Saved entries
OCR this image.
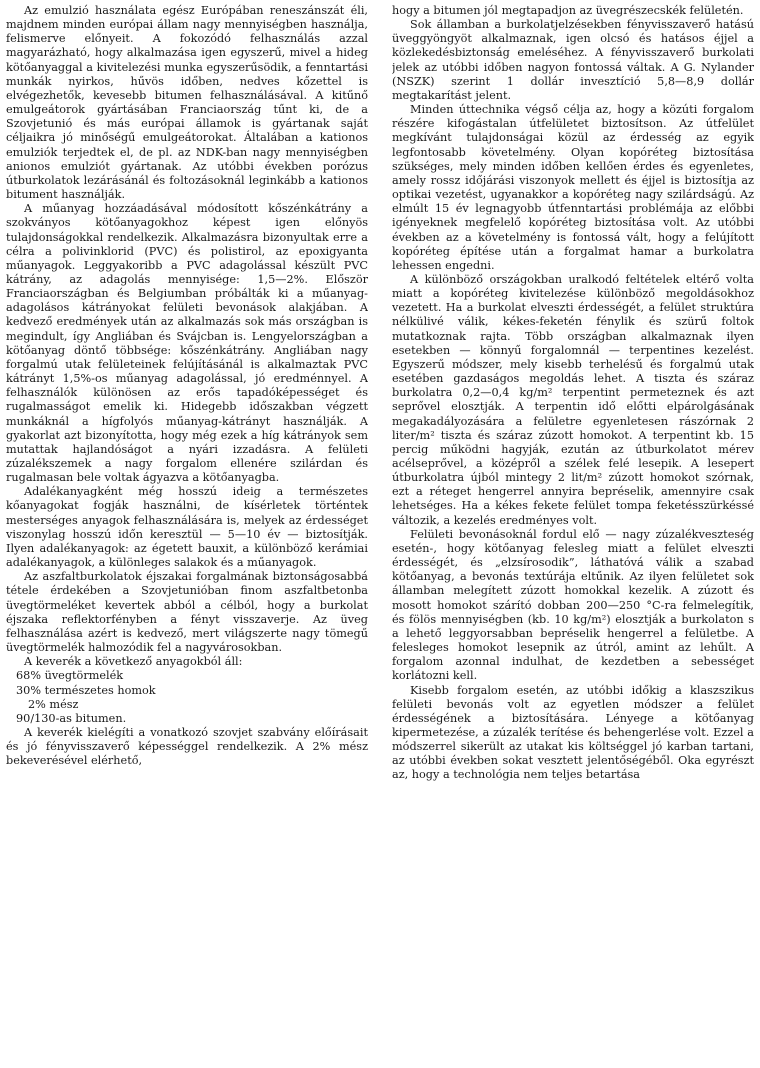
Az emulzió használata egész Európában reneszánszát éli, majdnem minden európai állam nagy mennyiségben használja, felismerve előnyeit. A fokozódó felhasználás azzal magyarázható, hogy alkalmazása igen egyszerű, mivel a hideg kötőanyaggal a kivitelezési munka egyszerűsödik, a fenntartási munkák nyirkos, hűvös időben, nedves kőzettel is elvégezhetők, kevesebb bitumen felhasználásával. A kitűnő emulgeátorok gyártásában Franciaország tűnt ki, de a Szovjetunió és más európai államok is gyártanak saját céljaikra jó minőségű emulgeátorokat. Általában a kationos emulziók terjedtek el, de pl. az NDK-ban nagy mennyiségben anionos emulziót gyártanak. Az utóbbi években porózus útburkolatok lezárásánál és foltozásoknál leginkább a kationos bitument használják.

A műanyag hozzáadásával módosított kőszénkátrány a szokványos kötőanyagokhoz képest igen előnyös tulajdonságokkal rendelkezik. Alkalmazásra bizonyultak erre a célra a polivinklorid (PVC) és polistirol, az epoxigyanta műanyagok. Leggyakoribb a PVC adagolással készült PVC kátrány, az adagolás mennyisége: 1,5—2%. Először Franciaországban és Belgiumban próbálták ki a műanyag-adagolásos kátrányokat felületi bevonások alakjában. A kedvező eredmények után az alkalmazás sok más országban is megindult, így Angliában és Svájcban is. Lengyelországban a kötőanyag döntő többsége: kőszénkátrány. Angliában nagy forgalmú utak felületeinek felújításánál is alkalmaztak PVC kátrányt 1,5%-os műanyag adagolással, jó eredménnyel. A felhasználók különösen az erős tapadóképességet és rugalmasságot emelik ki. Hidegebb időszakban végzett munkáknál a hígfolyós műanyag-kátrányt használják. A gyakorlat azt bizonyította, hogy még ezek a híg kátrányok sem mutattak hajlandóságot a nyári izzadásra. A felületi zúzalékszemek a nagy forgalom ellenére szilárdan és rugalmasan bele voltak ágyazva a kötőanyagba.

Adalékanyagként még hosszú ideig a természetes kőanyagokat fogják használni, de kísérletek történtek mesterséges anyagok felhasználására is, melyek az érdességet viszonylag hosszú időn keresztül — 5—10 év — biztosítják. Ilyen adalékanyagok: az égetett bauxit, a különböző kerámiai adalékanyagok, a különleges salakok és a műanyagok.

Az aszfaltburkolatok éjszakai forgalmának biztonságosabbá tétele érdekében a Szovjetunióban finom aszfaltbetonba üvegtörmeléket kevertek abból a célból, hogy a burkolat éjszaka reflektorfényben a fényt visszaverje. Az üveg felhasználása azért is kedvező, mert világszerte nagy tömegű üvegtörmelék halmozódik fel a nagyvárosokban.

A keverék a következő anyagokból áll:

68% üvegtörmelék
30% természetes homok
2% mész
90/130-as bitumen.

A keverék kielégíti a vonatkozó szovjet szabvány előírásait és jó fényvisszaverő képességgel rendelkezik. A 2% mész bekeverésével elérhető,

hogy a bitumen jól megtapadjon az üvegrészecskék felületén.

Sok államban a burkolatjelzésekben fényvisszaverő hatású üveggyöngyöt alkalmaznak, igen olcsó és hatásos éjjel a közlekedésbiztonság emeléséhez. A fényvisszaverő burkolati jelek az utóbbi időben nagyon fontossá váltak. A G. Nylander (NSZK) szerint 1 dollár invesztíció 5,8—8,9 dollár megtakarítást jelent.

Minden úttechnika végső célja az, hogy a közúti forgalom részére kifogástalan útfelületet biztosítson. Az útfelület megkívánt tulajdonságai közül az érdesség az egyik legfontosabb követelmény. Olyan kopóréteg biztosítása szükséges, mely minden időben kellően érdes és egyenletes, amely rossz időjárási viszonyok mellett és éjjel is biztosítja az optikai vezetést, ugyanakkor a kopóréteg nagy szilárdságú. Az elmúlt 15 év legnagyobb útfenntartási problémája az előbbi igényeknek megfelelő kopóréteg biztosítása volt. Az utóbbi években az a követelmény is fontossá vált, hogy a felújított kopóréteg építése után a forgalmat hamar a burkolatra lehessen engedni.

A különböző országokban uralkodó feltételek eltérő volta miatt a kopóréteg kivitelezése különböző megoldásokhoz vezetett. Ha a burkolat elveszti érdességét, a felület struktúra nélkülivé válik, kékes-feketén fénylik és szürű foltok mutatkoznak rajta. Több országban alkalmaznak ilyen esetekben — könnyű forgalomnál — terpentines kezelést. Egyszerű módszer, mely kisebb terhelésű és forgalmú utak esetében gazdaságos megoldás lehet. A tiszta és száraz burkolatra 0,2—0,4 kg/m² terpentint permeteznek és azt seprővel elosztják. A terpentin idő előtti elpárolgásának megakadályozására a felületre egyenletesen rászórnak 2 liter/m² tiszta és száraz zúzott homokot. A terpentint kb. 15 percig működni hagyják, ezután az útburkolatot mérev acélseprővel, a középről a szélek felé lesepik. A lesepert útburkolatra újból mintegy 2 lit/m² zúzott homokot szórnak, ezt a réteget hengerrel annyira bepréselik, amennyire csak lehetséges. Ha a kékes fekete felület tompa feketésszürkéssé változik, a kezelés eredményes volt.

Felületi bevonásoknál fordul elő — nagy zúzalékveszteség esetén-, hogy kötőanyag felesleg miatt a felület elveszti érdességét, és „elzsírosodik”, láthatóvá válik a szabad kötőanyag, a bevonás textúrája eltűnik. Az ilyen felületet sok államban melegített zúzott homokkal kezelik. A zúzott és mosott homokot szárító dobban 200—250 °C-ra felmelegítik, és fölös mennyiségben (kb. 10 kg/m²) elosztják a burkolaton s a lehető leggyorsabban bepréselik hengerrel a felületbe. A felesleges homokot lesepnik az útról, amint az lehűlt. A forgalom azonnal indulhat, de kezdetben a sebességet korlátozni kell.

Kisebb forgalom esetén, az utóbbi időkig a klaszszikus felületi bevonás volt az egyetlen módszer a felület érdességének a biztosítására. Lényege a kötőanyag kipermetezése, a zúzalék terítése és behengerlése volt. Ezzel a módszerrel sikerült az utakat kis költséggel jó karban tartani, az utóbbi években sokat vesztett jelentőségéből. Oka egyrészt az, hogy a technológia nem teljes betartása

* * *

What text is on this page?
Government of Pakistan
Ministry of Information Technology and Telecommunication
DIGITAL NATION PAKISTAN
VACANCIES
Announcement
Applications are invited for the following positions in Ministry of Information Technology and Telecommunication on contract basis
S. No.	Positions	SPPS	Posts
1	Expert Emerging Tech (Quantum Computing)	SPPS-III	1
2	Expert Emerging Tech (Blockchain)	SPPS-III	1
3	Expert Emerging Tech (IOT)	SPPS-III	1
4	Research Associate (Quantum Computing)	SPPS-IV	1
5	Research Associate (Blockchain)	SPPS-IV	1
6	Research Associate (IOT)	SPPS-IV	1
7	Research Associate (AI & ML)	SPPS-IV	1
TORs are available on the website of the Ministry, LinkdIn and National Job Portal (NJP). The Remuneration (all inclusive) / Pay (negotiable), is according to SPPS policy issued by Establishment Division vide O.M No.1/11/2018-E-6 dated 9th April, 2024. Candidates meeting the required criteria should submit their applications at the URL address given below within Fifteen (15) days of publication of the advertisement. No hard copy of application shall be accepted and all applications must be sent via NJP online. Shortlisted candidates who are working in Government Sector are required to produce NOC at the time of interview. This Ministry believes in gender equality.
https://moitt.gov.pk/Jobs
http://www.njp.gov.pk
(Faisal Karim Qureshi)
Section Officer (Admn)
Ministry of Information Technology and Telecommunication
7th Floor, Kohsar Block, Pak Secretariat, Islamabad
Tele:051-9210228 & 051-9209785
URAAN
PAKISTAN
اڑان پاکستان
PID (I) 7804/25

**Instructions to follow**:
Isolate each line of the listing above that includes "bitumen". Copy it.

**Output for this task**:
Az emulzió használata egész Európában reneszánszát éli, majdnem minden európai állam nagy mennyiségben használja, felismerve előnyeit. A fokozódó felhasználás azzal magyarázható, hogy alkalmazása igen egyszerű, mivel a hideg kötőanyaggal a kivitelezési munka egyszerűsödik, a fenntartási munkák nyirkos, hűvös időben, nedves kőzettel is elvégezhetők, kevesebb bitumen felhasználásával. A kitűnő emulgeátorok gyártásában Franciaország tűnt ki, de a Szovjetunió és más európai államok is gyártanak saját céljaikra jó minőségű emulgeátorokat. Általában a kationos emulziók terjedtek el, de pl. az NDK-ban nagy mennyiségben anionos emulziót gyártanak. Az utóbbi években porózus útburkolatok lezárásánál és foltozásoknál leginkább a kationos bitument használják.
90/130-as bitumen.
hogy a bitumen jól megtapadjon az üvegrészecskék felületén.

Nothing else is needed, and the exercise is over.